Request 1
Transcribe the SB23-213 passage from "For transit-oriented areas, standards" to "adopted before 2023.".
Request 2
In one to three sentences, explain why the SB23-213 passage treats the "unreasonable costs or delays" and "infeasible" language as a problem.
Request 3
Resume the SB23-213 passage on local zoning preemptions after its last sentence.

Passage provided
'''
What’s exempt from SB23-213?
Each part of the proposed article 33 of title 29 includes varying degrees of exemptions. Except for ADU requirements, a
common exemption is for “standard exempt parcels,” or those that are outside an urbanized area, not served by domestic
water or sewer treatment, have an agricultural zoning designation as of January 1, 2023, are noted as a “high risk, high very
high, or very high risk” for wildfire by the state forest service (which does not appear to include much land covered by the
bill), or in a floodway or 100-year floodplain identified by FEMA. The bill does not account for other local conditions.
For transit-oriented areas, standards also do not apply in park and open space or on properties subject to conservation
easements. For key corridors, standards also do not apply on a site that is on or adjacent to a site used or permitted for
industrial use or designated for heavy industrial use in a master plan adopted before 2023.
“Unreasonable costs or delays” and feasibility
Each of the zoning preemptions includes a dangerous concept that preempts any local land use law that “individually or
cumulatively create unreasonable costs or delays” or that would make the permitting, siting, or construction of the housing
type “infeasible.” This language recklessly exposes municipalities to significant liability, could undermine local efforts to
create affordable housing, and risks forcing the public to bear burdens that should be borne by developers. It is unclear
whether safety standards, impact fees, fees for water or municipal services, or other important local standards could fall prey
to this type of language. Several provisions in the middle housing, transit-oriented areas, and key corridor parts also suggest
that financial burdens on developers imposed by local inclusionary zoning ordinances will invalidate those local laws.
Interference
Each of the zoning preemptions includes another dangerous concept that would preempt a municipality from amending,
developing, or even interpreting a local law “in a manner that would interfere with the intent” of the part. Broad and careless
language could have significant unintended consequences and expose municipalities to significant risk.
'''
Given material
'''
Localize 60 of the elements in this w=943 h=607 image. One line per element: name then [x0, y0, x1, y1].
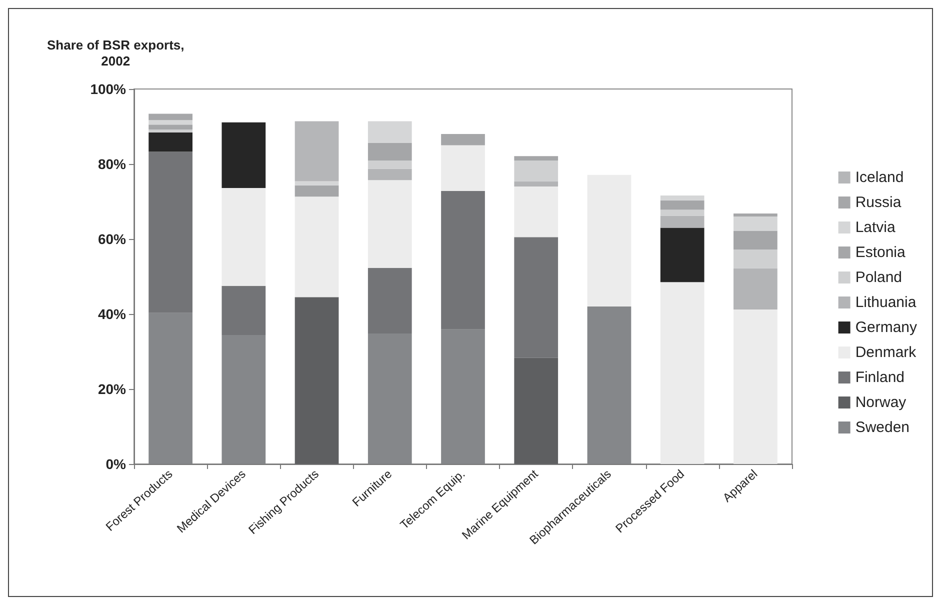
'''
Exercise answer 1
For transit-oriented areas, standards also do not apply in park and open space or on properties subject to conservation
easements. For key corridors, standards also do not apply on a site that is on or adjacent to a site used or permitted for
industrial use or designated for heavy industrial use in a master plan adopted before 2023.

Exercise answer 2
The language exposes municipalities to significant liability and could undermine local efforts to create affordable housing. It also risks forcing the public to bear burdens that developers should bear.

Exercise answer 3
Parking burdens
Each zoning preemption prohibits a municipality from requiring new off-street parking as part of a housing development
approval. The “key corridor” provision appears to prohibit parking requirements for any development approval in a key
corridor, not just housing. The bill does not limit these restrictions to any guarantee of public transit availability. The bill
does not identify where cars will go or how municipalities are to address the burdens on public streets, public safety, and
quality of life. Each zoning mandate permits parking standards required by the Americans with Disabilities Act.
Water, wastewater, and stormwater burdens
Each zoning preemption allows a municipality to apply to DOLA for an unclear “extension of applicable requirements”
based on deficient water, sewer, or stormwater “services.” The bill does not seem to account for any other burden on public
infrastructure or services. To obtain the extension, the municipality must have a plan to remedy the deficiency on a specific
timeline and must show that it cannot serve other, less efficient housing types than those provided in the mandate. The
provisions do not account for pre-existing service obligations to those other housing types or rights of their owners. These
provisions also do not consider long-term planning and suggest that municipalities must fund development to accommodate
the state mandate.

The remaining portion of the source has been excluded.